[Data entries]
════════════════
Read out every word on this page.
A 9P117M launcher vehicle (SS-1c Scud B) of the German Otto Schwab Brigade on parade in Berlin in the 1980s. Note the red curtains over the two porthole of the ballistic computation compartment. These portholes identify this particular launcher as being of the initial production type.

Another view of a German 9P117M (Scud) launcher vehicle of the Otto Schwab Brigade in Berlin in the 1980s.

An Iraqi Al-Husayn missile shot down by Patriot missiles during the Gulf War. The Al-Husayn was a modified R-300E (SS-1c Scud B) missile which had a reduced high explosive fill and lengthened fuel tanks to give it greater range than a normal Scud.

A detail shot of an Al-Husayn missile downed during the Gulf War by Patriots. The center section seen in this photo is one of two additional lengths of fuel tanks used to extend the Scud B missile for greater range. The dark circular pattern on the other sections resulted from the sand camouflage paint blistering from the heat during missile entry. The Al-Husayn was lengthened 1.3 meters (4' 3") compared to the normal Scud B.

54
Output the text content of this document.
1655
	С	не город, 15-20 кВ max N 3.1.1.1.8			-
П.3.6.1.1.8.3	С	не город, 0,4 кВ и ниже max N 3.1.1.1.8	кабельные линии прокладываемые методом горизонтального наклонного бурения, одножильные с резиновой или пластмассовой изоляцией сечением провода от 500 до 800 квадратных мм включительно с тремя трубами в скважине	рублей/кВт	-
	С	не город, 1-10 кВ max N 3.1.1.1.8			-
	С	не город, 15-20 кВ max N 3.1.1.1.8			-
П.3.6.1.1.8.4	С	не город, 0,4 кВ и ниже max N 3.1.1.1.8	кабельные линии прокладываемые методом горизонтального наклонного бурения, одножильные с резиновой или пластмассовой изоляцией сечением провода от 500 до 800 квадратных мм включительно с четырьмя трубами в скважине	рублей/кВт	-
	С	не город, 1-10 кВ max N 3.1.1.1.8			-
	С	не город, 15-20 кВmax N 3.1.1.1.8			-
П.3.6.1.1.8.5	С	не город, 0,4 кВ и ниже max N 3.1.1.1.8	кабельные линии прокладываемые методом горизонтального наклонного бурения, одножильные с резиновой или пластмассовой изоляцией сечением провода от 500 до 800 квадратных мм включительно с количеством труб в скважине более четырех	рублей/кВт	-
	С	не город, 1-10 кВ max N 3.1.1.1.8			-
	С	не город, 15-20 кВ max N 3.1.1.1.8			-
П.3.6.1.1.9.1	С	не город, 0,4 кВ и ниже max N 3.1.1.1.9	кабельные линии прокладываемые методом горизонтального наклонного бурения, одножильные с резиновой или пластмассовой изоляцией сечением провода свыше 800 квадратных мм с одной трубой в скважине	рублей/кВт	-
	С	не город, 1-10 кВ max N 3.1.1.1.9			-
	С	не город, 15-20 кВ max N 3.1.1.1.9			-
════════════════
◆ WHAT THE TASK ASKS:
Repeat back the data above, exact to the last character.

◆ TASK RESPONSE:
Read out every word on this page.
A 9P117M launcher vehicle (SS-1c Scud B) of the German Otto Schwab Brigade on parade in Berlin in the 1980s. Note the red curtains over the two porthole of the ballistic computation compartment. These portholes identify this particular launcher as being of the initial production type.

Another view of a German 9P117M (Scud) launcher vehicle of the Otto Schwab Brigade in Berlin in the 1980s.

An Iraqi Al-Husayn missile shot down by Patriot missiles during the Gulf War. The Al-Husayn was a modified R-300E (SS-1c Scud B) missile which had a reduced high explosive fill and lengthened fuel tanks to give it greater range than a normal Scud.

A detail shot of an Al-Husayn missile downed during the Gulf War by Patriots. The center section seen in this photo is one of two additional lengths of fuel tanks used to extend the Scud B missile for greater range. The dark circular pattern on the other sections resulted from the sand camouflage paint blistering from the heat during missile entry. The Al-Husayn was lengthened 1.3 meters (4' 3") compared to the normal Scud B.

54
Output the text content of this document.
1655
	С	не город, 15-20 кВ max N 3.1.1.1.8			-
П.3.6.1.1.8.3	С	не город, 0,4 кВ и ниже max N 3.1.1.1.8	кабельные линии прокладываемые методом горизонтального наклонного бурения, одножильные с резиновой или пластмассовой изоляцией сечением провода от 500 до 800 квадратных мм включительно с тремя трубами в скважине	рублей/кВт	-
	С	не город, 1-10 кВ max N 3.1.1.1.8			-
	С	не город, 15-20 кВ max N 3.1.1.1.8			-
П.3.6.1.1.8.4	С	не город, 0,4 кВ и ниже max N 3.1.1.1.8	кабельные линии прокладываемые методом горизонтального наклонного бурения, одножильные с резиновой или пластмассовой изоляцией сечением провода от 500 до 800 квадратных мм включительно с четырьмя трубами в скважине	рублей/кВт	-
	С	не город, 1-10 кВ max N 3.1.1.1.8			-
	С	не город, 15-20 кВmax N 3.1.1.1.8			-
П.3.6.1.1.8.5	С	не город, 0,4 кВ и ниже max N 3.1.1.1.8	кабельные линии прокладываемые методом горизонтального наклонного бурения, одножильные с резиновой или пластмассовой изоляцией сечением провода от 500 до 800 квадратных мм включительно с количеством труб в скважине более четырех	рублей/кВт	-
	С	не город, 1-10 кВ max N 3.1.1.1.8			-
	С	не город, 15-20 кВ max N 3.1.1.1.8			-
П.3.6.1.1.9.1	С	не город, 0,4 кВ и ниже max N 3.1.1.1.9	кабельные линии прокладываемые методом горизонтального наклонного бурения, одножильные с резиновой или пластмассовой изоляцией сечением провода свыше 800 квадратных мм с одной трубой в скважине	рублей/кВт	-
	С	не город, 1-10 кВ max N 3.1.1.1.9			-
	С	не город, 15-20 кВ max N 3.1.1.1.9			-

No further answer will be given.